__Exercise directions__
All of the records below need to be copied exactly.

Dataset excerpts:
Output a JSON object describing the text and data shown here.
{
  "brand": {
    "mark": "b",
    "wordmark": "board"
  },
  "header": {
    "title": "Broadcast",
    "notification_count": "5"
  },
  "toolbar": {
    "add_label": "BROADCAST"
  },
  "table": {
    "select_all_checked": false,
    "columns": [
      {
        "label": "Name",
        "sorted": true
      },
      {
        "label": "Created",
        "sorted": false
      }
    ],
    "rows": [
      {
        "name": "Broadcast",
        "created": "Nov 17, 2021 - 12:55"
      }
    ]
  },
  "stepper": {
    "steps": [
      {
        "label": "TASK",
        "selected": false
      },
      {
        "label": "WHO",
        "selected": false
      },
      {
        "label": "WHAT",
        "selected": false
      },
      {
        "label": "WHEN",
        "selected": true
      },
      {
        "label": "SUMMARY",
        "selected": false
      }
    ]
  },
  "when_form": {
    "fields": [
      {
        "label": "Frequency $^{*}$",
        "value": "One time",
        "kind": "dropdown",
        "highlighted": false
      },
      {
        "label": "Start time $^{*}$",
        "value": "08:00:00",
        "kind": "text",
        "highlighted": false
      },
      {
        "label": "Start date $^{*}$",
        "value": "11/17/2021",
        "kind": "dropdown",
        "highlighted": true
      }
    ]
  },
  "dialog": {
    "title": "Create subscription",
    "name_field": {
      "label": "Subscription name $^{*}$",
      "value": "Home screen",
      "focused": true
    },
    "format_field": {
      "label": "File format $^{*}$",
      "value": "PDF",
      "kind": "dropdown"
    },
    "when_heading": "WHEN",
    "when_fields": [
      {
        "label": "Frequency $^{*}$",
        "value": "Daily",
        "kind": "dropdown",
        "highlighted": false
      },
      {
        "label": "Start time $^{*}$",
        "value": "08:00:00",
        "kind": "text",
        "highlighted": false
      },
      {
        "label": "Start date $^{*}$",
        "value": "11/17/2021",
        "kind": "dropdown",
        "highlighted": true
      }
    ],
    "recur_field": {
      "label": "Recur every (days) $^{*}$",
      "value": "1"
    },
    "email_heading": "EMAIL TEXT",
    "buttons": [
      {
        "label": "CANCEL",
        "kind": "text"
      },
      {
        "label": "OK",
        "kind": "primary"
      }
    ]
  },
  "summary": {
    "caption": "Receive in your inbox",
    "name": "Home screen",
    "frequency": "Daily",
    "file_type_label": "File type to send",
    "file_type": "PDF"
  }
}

__Finished task__
Output a JSON object describing the text and data shown here.
{
  "brand": {
    "mark": "b",
    "wordmark": "board"
  },
  "header": {
    "title": "Broadcast",
    "notification_count": "5"
  },
  "toolbar": {
    "add_label": "BROADCAST"
  },
  "table": {
    "select_all_checked": false,
    "columns": [
      {
        "label": "Name",
        "sorted": true
      },
      {
        "label": "Created",
        "sorted": false
      }
    ],
    "rows": [
      {
        "name": "Broadcast",
        "created": "Nov 17, 2021 - 12:55"
      }
    ]
  },
  "stepper": {
    "steps": [
      {
        "label": "TASK",
        "selected": false
      },
      {
        "label": "WHO",
        "selected": false
      },
      {
        "label": "WHAT",
        "selected": false
      },
      {
        "label": "WHEN",
        "selected": true
      },
      {
        "label": "SUMMARY",
        "selected": false
      }
    ]
  },
  "when_form": {
    "fields": [
      {
        "label": "Frequency $^{*}$",
        "value": "One time",
        "kind": "dropdown",
        "highlighted": false
      },
      {
        "label": "Start time $^{*}$",
        "value": "08:00:00",
        "kind": "text",
        "highlighted": false
      },
      {
        "label": "Start date $^{*}$",
        "value": "11/17/2021",
        "kind": "dropdown",
        "highlighted": true
      }
    ]
  },
  "dialog": {
    "title": "Create subscription",
    "name_field": {
      "label": "Subscription name $^{*}$",
      "value": "Home screen",
      "focused": true
    },
    "format_field": {
      "label": "File format $^{*}$",
      "value": "PDF",
      "kind": "dropdown"
    },
    "when_heading": "WHEN",
    "when_fields": [
      {
        "label": "Frequency $^{*}$",
        "value": "Daily",
        "kind": "dropdown",
        "highlighted": false
      },
      {
        "label": "Start time $^{*}$",
        "value": "08:00:00",
        "kind": "text",
        "highlighted": false
      },
      {
        "label": "Start date $^{*}$",
        "value": "11/17/2021",
        "kind": "dropdown",
        "highlighted": true
      }
    ],
    "recur_field": {
      "label": "Recur every (days) $^{*}$",
      "value": "1"
    },
    "email_heading": "EMAIL TEXT",
    "buttons": [
      {
        "label": "CANCEL",
        "kind": "text"
      },
      {
        "label": "OK",
        "kind": "primary"
      }
    ]
  },
  "summary": {
    "caption": "Receive in your inbox",
    "name": "Home screen",
    "frequency": "Daily",
    "file_type_label": "File type to send",
    "file_type": "PDF"
  }
}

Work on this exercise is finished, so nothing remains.